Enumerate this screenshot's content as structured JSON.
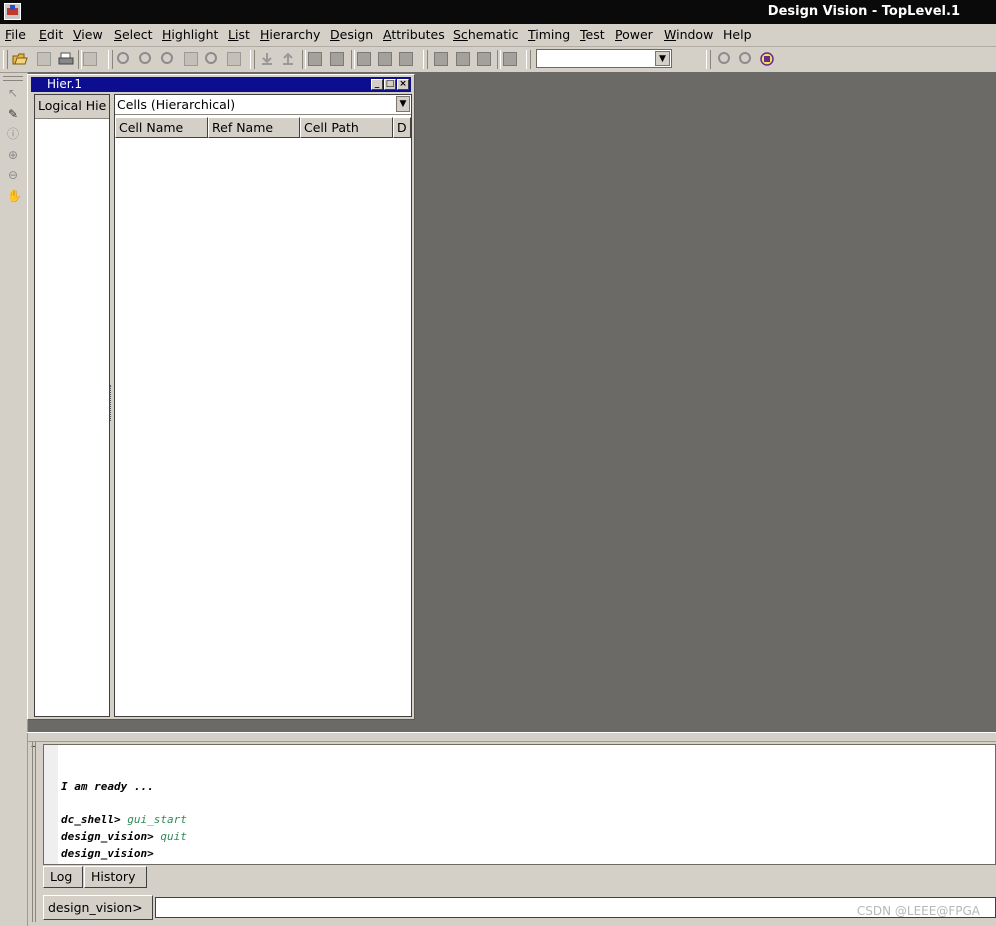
{
  "window": {
    "title": "Design Vision - TopLevel.1"
  },
  "menubar": {
    "items": [
      {
        "mn": "F",
        "rest": "ile"
      },
      {
        "mn": "E",
        "rest": "dit"
      },
      {
        "mn": "V",
        "rest": "iew"
      },
      {
        "mn": "S",
        "rest": "elect"
      },
      {
        "mn": "H",
        "rest": "ighlight"
      },
      {
        "mn": "Li",
        "rest": "st"
      },
      {
        "mn": "H",
        "rest": "ierarchy"
      },
      {
        "mn": "D",
        "rest": "esign"
      },
      {
        "mn": "A",
        "rest": "ttributes"
      },
      {
        "mn": "Sc",
        "rest": "hematic"
      },
      {
        "mn": "T",
        "rest": "iming"
      },
      {
        "mn": "T",
        "rest": "est"
      },
      {
        "mn": "P",
        "rest": "ower"
      },
      {
        "mn": "W",
        "rest": "indow"
      },
      {
        "mn": "",
        "rest": "Help"
      }
    ]
  },
  "toolbar": {
    "combo_value": ""
  },
  "hier_window": {
    "title": "Hier.1",
    "left_tab": "Logical Hie",
    "view_select": "Cells (Hierarchical)",
    "columns": [
      "Cell Name",
      "Ref Name",
      "Cell Path",
      "D"
    ]
  },
  "console": {
    "lines": [
      {
        "prompt": "I am ready ...",
        "cmd": ""
      },
      {
        "prompt": "dc_shell> ",
        "cmd": "gui_start"
      },
      {
        "prompt": "design_vision> ",
        "cmd": "quit"
      },
      {
        "prompt": "design_vision>",
        "cmd": ""
      }
    ],
    "tabs": [
      "Log",
      "History"
    ],
    "prompt_label": "design_vision>",
    "input_value": ""
  },
  "watermark": "CSDN @LEEE@FPGA",
  "colors": {
    "workspace": "#6c6a66",
    "child_title": "#0d0d90",
    "command_text": "#2e8b57"
  }
}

• **Required work**
Return each line exactly as written. Any picture gets left out.

• **Exercise solution**
Enumerate this screenshot's content as structured JSON.
{
  "window": {
    "title": "Design Vision - TopLevel.1"
  },
  "menubar": {
    "items": [
      {
        "mn": "F",
        "rest": "ile"
      },
      {
        "mn": "E",
        "rest": "dit"
      },
      {
        "mn": "V",
        "rest": "iew"
      },
      {
        "mn": "S",
        "rest": "elect"
      },
      {
        "mn": "H",
        "rest": "ighlight"
      },
      {
        "mn": "Li",
        "rest": "st"
      },
      {
        "mn": "H",
        "rest": "ierarchy"
      },
      {
        "mn": "D",
        "rest": "esign"
      },
      {
        "mn": "A",
        "rest": "ttributes"
      },
      {
        "mn": "Sc",
        "rest": "hematic"
      },
      {
        "mn": "T",
        "rest": "iming"
      },
      {
        "mn": "T",
        "rest": "est"
      },
      {
        "mn": "P",
        "rest": "ower"
      },
      {
        "mn": "W",
        "rest": "indow"
      },
      {
        "mn": "",
        "rest": "Help"
      }
    ]
  },
  "toolbar": {
    "combo_value": ""
  },
  "hier_window": {
    "title": "Hier.1",
    "left_tab": "Logical Hie",
    "view_select": "Cells (Hierarchical)",
    "columns": [
      "Cell Name",
      "Ref Name",
      "Cell Path",
      "D"
    ]
  },
  "console": {
    "lines": [
      {
        "prompt": "I am ready ...",
        "cmd": ""
      },
      {
        "prompt": "dc_shell> ",
        "cmd": "gui_start"
      },
      {
        "prompt": "design_vision> ",
        "cmd": "quit"
      },
      {
        "prompt": "design_vision>",
        "cmd": ""
      }
    ],
    "tabs": [
      "Log",
      "History"
    ],
    "prompt_label": "design_vision>",
    "input_value": ""
  },
  "watermark": "CSDN @LEEE@FPGA",
  "colors": {
    "workspace": "#6c6a66",
    "child_title": "#0d0d90",
    "command_text": "#2e8b57"
  }
}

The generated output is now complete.